## BEGIN SELECTED PASSAGE

Re: Segfault in read_ahead in 1.3.0_pre4

[Date Prev][Date Next][Thread Prev][Thread Next][Date Index][Thread Index]

 



Is your find test definitely without stat-prefetch? Not finding a file or directory that was clearly present was one type of glitch I encountered in my tests, and it was occurring only with stat-prefetch.

Thanks,

Brent

On Thu, 24 May 2007, Harris Landgarten wrote:

Brent,

I have now switched all clients and servers to 2.4-Mainline. The read-ahead crash is fixed. The spurious disconnect errors remain but I suspect it may be tied to large reads. I cannot get through a large mailbox reindex without a disconnect in the middle which is now recovered from but leaves 300-1000 unindexed files. I turned off stat-prefetch because my application didn't need it but I didn't notice any errors with it on.

One thing I am noticing. When I run:

 find /mnt/gluster/folder -type f -exec md5sum {} \;

on a tree with over 50,000 files, it does not run to completion. After about 30,000 files or so if fails with cannot find file or folder errors. It does not seem to be tied to any errors in the logs. find without the exec and du run correctly on the same tree. Do you have a way of duplicating this test?

Harris

----- Original Message -----
From: "Brent A Nelson" <brent@xxxxxxxxxxxx>
To: "Anand Avati" <avati@xxxxxxxxxxxxx>
Cc: "Harris Landgarten" <harrisl@xxxxxxxxxxxxx>, gluster-devel@xxxxxxxxxx
Sent: Thursday, May 24, 2007 11:30:16 AM (GMT-0500) America/New_York
Subject: Re: Segfault in read_ahead in 1.3.0_pre4

I was getting the same behavior in my testing.  After I reported it, the
readahead crash was quickly patched, but the random disconnect is still
very much a mystery...

## END SELECTED PASSAGE
## BEGIN RECORDS PROVIDED

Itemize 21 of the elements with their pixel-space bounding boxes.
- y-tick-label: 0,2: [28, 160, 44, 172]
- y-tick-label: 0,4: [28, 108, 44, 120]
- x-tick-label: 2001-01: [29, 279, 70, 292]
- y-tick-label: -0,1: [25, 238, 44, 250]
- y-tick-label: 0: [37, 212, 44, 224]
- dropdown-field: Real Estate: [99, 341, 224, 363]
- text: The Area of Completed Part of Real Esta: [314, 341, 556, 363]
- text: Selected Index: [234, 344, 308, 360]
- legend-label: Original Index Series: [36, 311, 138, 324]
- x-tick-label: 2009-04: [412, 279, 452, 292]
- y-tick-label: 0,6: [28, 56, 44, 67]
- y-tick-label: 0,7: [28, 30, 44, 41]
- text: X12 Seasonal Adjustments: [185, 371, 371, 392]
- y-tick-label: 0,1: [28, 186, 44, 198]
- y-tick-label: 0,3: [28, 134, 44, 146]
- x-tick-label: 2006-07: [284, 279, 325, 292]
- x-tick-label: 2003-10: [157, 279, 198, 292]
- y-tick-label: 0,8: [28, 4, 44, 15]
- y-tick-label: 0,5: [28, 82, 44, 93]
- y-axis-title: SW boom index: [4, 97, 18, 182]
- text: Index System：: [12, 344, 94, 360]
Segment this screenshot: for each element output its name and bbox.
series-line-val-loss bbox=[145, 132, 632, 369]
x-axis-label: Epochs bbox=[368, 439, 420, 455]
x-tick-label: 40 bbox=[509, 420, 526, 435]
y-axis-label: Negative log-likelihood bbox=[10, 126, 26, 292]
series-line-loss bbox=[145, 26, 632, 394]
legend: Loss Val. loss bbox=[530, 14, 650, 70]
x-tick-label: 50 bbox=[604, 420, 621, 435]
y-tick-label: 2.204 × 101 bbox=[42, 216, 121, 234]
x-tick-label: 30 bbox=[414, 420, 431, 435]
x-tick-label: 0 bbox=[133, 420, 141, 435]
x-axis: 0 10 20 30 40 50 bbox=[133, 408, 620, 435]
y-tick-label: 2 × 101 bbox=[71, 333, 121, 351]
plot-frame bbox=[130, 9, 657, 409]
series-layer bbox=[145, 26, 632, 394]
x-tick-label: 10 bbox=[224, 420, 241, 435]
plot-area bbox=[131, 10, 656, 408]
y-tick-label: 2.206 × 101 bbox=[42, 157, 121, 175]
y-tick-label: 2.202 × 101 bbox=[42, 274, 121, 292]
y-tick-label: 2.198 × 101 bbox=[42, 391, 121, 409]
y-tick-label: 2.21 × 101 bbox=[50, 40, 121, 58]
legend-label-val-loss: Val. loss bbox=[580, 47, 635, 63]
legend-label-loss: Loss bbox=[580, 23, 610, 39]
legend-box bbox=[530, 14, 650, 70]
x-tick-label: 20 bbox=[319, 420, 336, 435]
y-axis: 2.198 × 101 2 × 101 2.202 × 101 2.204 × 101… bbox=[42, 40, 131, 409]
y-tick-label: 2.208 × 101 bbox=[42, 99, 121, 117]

## END RECORDS PROVIDED

* SET PROBLEM A *
Which people are named in the From, To, and Cc lines of the quoted original message in the mailing-list post about the read-ahead segfault?
* SET PROBLEM B *
In the mailing-list post about the read-ahead segfault, swap "mystery" for "puzzle" and give the text between "----- Original Message" and "much a mystery...", inclusive.

* SOLUTION A *
Brent A Nelson, Anand Avati, Harris Landgarten

* SOLUTION B *
----- Original Message -----
From: "Brent A Nelson" <brent@xxxxxxxxxxxx>
To: "Anand Avati" <avati@xxxxxxxxxxxxx>
Cc: "Harris Landgarten" <harrisl@xxxxxxxxxxxxx>, gluster-devel@xxxxxxxxxx
Sent: Thursday, May 24, 2007 11:30:16 AM (GMT-0500) America/New_York
Subject: Re: Segfault in read_ahead in 1.3.0_pre4

I was getting the same behavior in my testing.  After I reported it, the
readahead crash was quickly patched, but the random disconnect is still
very much a puzzle...